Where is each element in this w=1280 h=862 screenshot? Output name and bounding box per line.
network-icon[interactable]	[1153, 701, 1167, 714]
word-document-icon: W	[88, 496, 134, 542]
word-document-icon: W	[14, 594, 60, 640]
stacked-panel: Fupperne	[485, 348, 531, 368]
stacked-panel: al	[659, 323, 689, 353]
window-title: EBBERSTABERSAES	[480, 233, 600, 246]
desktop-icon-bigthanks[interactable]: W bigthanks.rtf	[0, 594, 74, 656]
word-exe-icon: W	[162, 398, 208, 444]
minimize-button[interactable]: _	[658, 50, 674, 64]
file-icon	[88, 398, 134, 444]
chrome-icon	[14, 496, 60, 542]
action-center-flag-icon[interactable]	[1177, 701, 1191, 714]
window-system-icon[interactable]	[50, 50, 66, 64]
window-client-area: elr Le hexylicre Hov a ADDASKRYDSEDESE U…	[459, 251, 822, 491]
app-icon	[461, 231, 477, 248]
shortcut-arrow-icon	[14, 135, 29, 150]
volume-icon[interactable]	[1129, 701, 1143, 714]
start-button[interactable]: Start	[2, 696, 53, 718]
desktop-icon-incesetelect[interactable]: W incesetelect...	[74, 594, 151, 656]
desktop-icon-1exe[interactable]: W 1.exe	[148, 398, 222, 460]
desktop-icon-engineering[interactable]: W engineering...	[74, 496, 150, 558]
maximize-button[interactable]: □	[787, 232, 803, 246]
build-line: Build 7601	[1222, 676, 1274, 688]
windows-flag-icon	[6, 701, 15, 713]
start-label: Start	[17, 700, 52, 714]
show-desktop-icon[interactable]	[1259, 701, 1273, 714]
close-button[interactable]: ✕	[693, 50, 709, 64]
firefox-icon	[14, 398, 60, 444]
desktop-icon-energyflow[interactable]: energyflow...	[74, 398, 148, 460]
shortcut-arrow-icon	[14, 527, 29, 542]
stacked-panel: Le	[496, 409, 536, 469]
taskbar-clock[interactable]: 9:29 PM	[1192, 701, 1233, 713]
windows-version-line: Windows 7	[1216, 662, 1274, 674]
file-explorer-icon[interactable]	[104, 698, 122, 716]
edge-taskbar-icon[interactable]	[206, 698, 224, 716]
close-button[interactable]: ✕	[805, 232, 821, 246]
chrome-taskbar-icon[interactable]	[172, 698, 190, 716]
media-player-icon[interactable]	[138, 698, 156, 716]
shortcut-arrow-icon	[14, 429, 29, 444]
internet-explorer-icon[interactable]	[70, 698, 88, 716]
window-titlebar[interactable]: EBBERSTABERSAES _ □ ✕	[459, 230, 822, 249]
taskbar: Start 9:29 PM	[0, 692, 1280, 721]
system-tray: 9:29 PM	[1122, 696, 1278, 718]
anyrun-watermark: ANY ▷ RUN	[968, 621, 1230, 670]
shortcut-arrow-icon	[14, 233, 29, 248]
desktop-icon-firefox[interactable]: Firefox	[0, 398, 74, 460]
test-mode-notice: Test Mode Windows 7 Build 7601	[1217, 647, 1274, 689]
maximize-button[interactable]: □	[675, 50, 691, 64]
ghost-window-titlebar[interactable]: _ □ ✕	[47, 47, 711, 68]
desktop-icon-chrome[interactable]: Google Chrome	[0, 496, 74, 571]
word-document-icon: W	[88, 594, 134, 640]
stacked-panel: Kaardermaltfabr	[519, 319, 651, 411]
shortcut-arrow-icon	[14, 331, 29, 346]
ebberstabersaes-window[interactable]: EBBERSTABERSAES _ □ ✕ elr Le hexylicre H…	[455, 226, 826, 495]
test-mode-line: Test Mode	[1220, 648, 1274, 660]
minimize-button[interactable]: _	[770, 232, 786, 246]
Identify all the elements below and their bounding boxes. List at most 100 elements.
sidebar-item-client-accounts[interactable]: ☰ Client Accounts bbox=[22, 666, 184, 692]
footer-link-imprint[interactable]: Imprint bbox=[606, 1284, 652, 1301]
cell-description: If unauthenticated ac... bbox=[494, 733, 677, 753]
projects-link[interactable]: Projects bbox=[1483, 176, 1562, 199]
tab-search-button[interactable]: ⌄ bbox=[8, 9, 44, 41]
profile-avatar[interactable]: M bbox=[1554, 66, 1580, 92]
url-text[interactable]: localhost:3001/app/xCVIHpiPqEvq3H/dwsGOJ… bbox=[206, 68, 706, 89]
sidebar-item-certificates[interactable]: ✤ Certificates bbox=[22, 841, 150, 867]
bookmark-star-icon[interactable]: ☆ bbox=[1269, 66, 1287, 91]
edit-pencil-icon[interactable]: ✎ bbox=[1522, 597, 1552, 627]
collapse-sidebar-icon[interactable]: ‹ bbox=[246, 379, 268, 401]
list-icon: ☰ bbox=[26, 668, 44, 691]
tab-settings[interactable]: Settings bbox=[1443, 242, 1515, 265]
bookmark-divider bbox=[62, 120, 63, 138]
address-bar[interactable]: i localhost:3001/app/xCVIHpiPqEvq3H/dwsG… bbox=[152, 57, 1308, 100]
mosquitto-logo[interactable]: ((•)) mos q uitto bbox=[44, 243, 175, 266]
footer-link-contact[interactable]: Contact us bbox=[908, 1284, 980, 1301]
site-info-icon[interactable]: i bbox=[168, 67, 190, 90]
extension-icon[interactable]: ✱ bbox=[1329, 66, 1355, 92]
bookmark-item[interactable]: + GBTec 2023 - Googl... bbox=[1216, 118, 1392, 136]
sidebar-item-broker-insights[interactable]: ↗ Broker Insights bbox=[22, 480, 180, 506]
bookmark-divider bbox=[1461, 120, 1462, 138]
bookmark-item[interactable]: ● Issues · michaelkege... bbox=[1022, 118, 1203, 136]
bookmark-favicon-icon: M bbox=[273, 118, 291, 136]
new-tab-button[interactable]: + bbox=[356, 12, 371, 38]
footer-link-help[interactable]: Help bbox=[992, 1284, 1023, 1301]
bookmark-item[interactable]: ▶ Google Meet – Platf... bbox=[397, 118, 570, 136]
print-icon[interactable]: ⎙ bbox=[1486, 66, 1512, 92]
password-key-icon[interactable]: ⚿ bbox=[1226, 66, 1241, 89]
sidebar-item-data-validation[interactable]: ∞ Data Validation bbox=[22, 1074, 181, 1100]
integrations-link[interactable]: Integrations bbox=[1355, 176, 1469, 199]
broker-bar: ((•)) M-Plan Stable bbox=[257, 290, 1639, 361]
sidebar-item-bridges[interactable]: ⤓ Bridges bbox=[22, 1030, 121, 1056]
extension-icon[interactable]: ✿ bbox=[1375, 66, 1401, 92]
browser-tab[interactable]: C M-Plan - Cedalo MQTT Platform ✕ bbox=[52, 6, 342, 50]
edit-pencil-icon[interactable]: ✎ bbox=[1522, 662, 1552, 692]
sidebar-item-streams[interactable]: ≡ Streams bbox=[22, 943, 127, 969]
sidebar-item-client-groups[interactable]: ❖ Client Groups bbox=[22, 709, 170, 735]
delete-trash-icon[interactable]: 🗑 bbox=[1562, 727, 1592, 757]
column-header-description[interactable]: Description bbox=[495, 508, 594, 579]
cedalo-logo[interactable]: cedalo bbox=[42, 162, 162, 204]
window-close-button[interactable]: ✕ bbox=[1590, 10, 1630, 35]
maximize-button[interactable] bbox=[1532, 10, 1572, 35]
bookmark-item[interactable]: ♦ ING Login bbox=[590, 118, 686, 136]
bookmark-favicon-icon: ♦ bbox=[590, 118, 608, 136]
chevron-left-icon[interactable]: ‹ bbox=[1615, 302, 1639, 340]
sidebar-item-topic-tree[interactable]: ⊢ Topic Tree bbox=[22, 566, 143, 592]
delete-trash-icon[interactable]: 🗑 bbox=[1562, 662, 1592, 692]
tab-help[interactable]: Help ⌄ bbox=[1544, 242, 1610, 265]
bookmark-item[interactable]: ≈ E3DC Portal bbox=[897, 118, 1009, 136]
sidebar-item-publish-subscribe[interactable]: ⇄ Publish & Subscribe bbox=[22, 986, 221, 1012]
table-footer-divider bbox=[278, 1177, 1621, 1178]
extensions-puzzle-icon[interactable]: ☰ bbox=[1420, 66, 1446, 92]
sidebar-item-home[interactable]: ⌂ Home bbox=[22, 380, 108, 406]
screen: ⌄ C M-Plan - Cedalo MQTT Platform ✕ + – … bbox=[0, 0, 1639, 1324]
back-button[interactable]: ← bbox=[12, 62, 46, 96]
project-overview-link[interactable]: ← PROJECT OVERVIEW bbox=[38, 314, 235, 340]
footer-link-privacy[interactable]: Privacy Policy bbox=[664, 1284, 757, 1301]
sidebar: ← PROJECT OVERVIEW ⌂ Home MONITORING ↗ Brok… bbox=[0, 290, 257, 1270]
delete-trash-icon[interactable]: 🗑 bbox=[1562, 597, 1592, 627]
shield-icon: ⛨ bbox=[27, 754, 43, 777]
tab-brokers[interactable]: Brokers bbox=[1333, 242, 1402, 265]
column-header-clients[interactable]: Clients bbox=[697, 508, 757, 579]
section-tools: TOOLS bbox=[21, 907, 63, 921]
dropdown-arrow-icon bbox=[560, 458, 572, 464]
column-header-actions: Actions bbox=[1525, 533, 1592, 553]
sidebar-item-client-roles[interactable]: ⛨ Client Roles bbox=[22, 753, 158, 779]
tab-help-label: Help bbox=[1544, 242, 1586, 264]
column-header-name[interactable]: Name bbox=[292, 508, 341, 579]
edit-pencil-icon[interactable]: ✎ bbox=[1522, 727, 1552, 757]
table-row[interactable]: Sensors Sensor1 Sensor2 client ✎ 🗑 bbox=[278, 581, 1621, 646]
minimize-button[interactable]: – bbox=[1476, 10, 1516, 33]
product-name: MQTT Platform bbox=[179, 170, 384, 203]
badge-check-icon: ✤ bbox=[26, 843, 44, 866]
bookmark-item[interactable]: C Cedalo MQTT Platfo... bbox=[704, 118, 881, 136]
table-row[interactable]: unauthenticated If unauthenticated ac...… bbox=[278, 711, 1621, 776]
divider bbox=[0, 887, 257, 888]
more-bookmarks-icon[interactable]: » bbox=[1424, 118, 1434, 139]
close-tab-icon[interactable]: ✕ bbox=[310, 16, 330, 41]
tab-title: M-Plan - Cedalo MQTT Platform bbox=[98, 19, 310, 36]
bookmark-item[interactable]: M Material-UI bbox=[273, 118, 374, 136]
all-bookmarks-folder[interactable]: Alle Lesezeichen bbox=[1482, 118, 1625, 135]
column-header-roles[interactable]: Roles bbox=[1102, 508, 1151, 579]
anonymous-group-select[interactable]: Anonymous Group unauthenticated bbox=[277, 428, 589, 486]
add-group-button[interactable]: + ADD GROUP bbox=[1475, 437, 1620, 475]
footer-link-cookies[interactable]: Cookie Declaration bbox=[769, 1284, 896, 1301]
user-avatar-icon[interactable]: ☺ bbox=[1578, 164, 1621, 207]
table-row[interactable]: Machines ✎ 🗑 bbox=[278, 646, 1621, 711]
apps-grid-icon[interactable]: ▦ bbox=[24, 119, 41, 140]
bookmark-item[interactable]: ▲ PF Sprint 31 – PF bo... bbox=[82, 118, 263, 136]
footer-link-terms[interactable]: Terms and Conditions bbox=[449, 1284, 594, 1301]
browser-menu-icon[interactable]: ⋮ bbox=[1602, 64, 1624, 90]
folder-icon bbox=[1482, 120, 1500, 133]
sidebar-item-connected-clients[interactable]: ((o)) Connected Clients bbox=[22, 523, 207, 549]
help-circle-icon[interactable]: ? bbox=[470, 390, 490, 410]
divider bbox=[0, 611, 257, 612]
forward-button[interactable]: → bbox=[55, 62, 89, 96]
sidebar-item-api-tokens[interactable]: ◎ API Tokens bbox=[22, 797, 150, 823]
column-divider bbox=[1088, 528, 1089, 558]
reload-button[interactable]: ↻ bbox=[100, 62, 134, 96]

++++++++++++++++++++

What to produce ::
Reproduce word for word the data from its first line through the line containing "594, 151, 656]", including both of those lines.

Result of this exercise ::
Where is each element in this w=1280 h=862 screenshot? Output name and bounding box per line.
network-icon[interactable]	[1153, 701, 1167, 714]
word-document-icon: W	[88, 496, 134, 542]
word-document-icon: W	[14, 594, 60, 640]
stacked-panel: Fupperne	[485, 348, 531, 368]
stacked-panel: al	[659, 323, 689, 353]
window-title: EBBERSTABERSAES	[480, 233, 600, 246]
desktop-icon-bigthanks[interactable]: W bigthanks.rtf	[0, 594, 74, 656]
word-exe-icon: W	[162, 398, 208, 444]
minimize-button[interactable]: _	[658, 50, 674, 64]
file-icon	[88, 398, 134, 444]
chrome-icon	[14, 496, 60, 542]
action-center-flag-icon[interactable]	[1177, 701, 1191, 714]
window-system-icon[interactable]	[50, 50, 66, 64]
window-client-area: elr Le hexylicre Hov a ADDASKRYDSEDESE U…	[459, 251, 822, 491]
app-icon	[461, 231, 477, 248]
shortcut-arrow-icon	[14, 135, 29, 150]
volume-icon[interactable]	[1129, 701, 1143, 714]
start-button[interactable]: Start	[2, 696, 53, 718]
desktop-icon-incesetelect[interactable]: W incesetelect...	[74, 594, 151, 656]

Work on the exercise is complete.